◆ **THE REQUEST**:
Print the listing as it stands, omitting all images.

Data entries
----
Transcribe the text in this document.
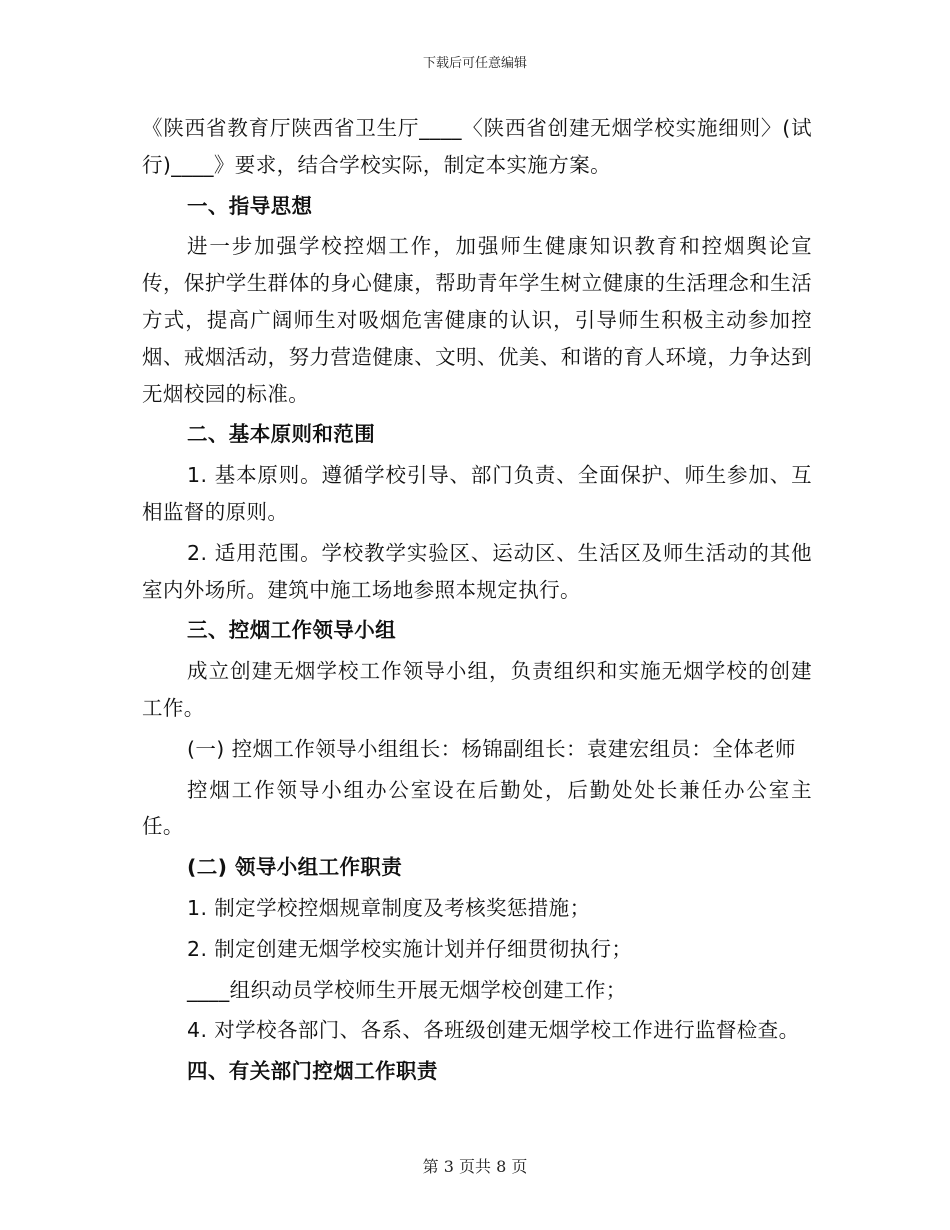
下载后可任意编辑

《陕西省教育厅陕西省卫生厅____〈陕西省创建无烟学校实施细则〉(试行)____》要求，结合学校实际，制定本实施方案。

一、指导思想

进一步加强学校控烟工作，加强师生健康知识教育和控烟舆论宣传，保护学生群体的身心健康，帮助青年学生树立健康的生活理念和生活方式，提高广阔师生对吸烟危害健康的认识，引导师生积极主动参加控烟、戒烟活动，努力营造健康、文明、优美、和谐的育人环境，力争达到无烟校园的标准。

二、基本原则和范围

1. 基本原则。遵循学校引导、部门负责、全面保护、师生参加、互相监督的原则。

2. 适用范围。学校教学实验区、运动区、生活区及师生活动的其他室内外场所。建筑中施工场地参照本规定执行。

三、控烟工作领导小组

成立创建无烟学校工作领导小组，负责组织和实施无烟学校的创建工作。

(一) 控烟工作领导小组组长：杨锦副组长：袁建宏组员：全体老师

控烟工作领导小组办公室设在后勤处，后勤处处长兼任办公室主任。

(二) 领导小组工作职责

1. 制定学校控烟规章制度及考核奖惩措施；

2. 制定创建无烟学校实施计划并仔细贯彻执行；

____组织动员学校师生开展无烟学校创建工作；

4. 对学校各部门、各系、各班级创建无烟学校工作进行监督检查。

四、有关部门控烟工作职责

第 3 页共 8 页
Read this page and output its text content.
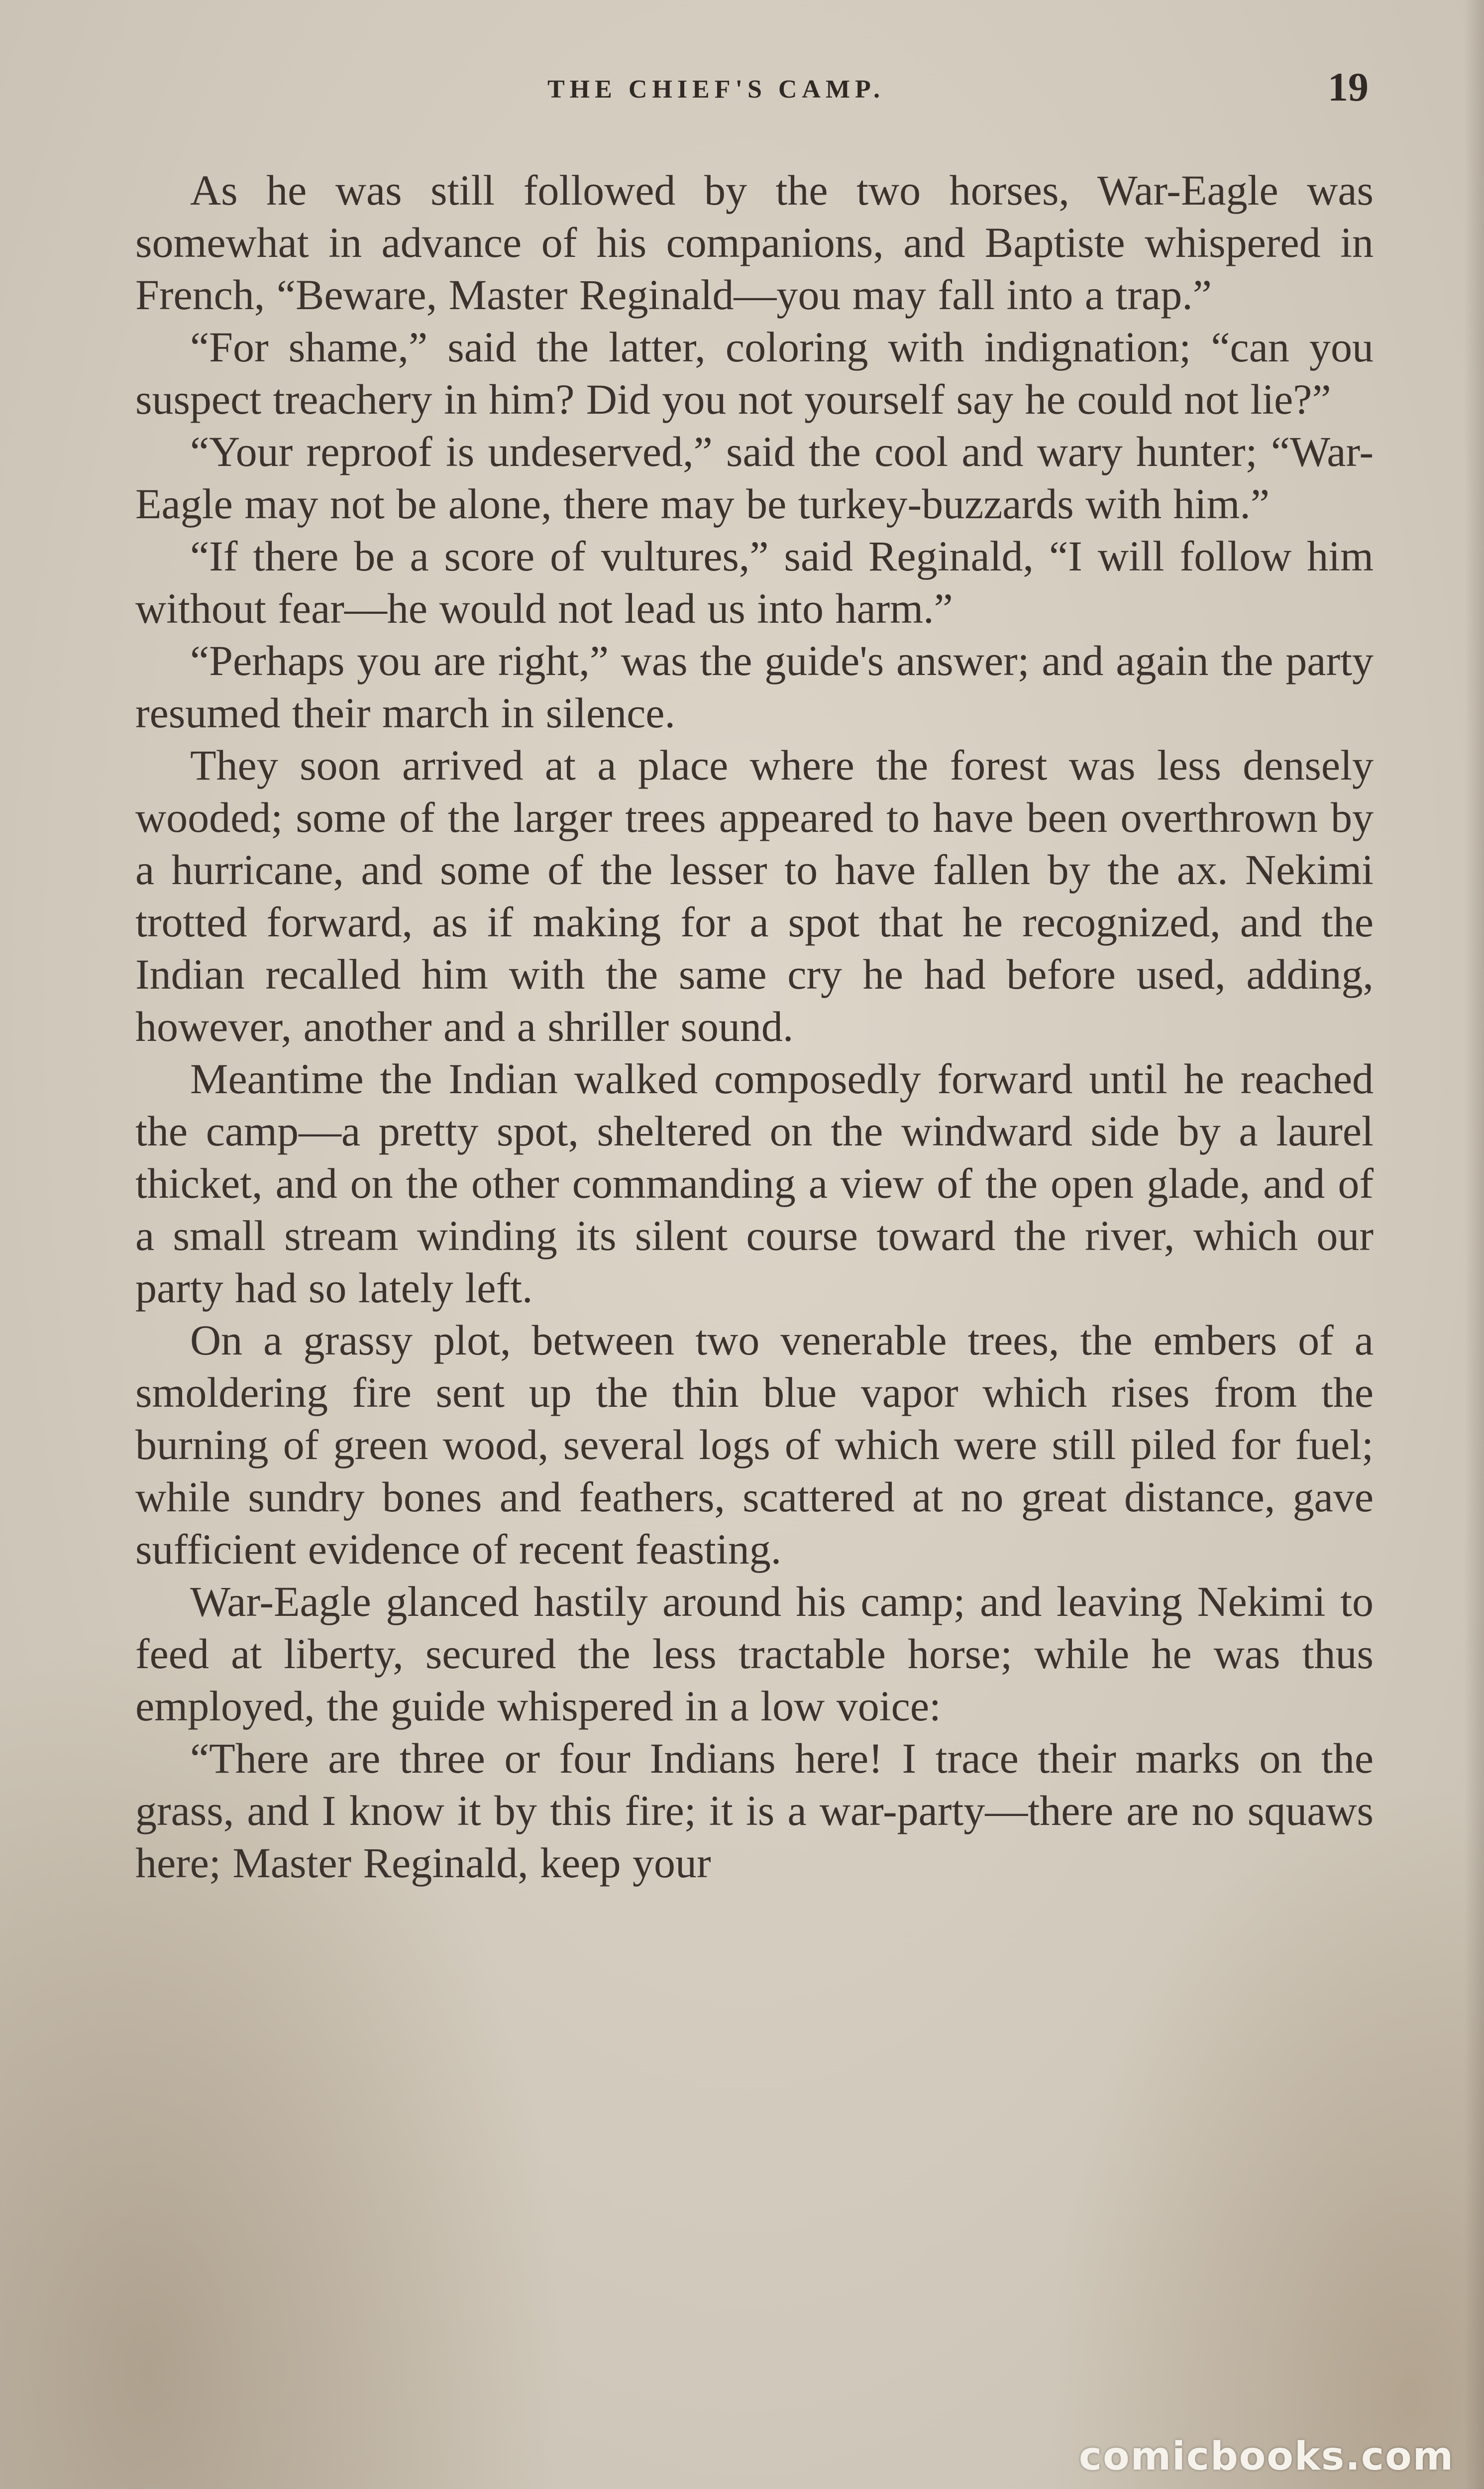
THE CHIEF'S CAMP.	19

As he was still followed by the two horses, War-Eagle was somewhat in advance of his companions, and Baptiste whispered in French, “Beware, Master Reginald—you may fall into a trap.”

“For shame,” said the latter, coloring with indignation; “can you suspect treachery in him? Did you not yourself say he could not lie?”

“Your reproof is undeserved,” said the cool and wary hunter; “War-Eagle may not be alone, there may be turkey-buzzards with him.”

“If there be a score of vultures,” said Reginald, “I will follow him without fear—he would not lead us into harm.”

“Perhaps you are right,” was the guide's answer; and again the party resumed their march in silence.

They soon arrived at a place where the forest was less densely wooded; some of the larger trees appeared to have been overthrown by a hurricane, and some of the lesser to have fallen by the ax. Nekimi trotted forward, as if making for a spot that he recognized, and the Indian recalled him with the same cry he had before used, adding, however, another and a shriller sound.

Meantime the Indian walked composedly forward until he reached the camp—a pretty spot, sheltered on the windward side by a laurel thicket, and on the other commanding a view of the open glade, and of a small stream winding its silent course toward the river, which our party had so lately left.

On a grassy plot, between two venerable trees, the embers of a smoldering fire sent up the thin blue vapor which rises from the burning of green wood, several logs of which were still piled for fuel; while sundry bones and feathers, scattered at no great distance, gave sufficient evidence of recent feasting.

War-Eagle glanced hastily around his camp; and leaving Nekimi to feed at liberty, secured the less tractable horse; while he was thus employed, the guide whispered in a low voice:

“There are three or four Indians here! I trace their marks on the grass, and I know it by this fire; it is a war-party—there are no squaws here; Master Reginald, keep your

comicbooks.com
----
◆ **RESPONSE TO THIS TASK**:
Transcribe the text in this document.
下载后可任意编辑

《陕西省教育厅陕西省卫生厅____〈陕西省创建无烟学校实施细则〉(试行)____》要求，结合学校实际，制定本实施方案。

一、指导思想

进一步加强学校控烟工作，加强师生健康知识教育和控烟舆论宣传，保护学生群体的身心健康，帮助青年学生树立健康的生活理念和生活方式，提高广阔师生对吸烟危害健康的认识，引导师生积极主动参加控烟、戒烟活动，努力营造健康、文明、优美、和谐的育人环境，力争达到无烟校园的标准。

二、基本原则和范围

1. 基本原则。遵循学校引导、部门负责、全面保护、师生参加、互相监督的原则。

2. 适用范围。学校教学实验区、运动区、生活区及师生活动的其他室内外场所。建筑中施工场地参照本规定执行。

三、控烟工作领导小组

成立创建无烟学校工作领导小组，负责组织和实施无烟学校的创建工作。

(一) 控烟工作领导小组组长：杨锦副组长：袁建宏组员：全体老师

控烟工作领导小组办公室设在后勤处，后勤处处长兼任办公室主任。

(二) 领导小组工作职责

1. 制定学校控烟规章制度及考核奖惩措施；

2. 制定创建无烟学校实施计划并仔细贯彻执行；

____组织动员学校师生开展无烟学校创建工作；

4. 对学校各部门、各系、各班级创建无烟学校工作进行监督检查。

四、有关部门控烟工作职责

第 3 页共 8 页
Read this page and output its text content.
THE CHIEF'S CAMP.	19

As he was still followed by the two horses, War-Eagle was somewhat in advance of his companions, and Baptiste whispered in French, “Beware, Master Reginald—you may fall into a trap.”

“For shame,” said the latter, coloring with indignation; “can you suspect treachery in him? Did you not yourself say he could not lie?”

“Your reproof is undeserved,” said the cool and wary hunter; “War-Eagle may not be alone, there may be turkey-buzzards with him.”

“If there be a score of vultures,” said Reginald, “I will follow him without fear—he would not lead us into harm.”

“Perhaps you are right,” was the guide's answer; and again the party resumed their march in silence.

They soon arrived at a place where the forest was less densely wooded; some of the larger trees appeared to have been overthrown by a hurricane, and some of the lesser to have fallen by the ax. Nekimi trotted forward, as if making for a spot that he recognized, and the Indian recalled him with the same cry he had before used, adding, however, another and a shriller sound.

Meantime the Indian walked composedly forward until he reached the camp—a pretty spot, sheltered on the windward side by a laurel thicket, and on the other commanding a view of the open glade, and of a small stream winding its silent course toward the river, which our party had so lately left.

On a grassy plot, between two venerable trees, the embers of a smoldering fire sent up the thin blue vapor which rises from the burning of green wood, several logs of which were still piled for fuel; while sundry bones and feathers, scattered at no great distance, gave sufficient evidence of recent feasting.

War-Eagle glanced hastily around his camp; and leaving Nekimi to feed at liberty, secured the less tractable horse; while he was thus employed, the guide whispered in a low voice:

“There are three or four Indians here! I trace their marks on the grass, and I know it by this fire; it is a war-party—there are no squaws here; Master Reginald, keep your

comicbooks.com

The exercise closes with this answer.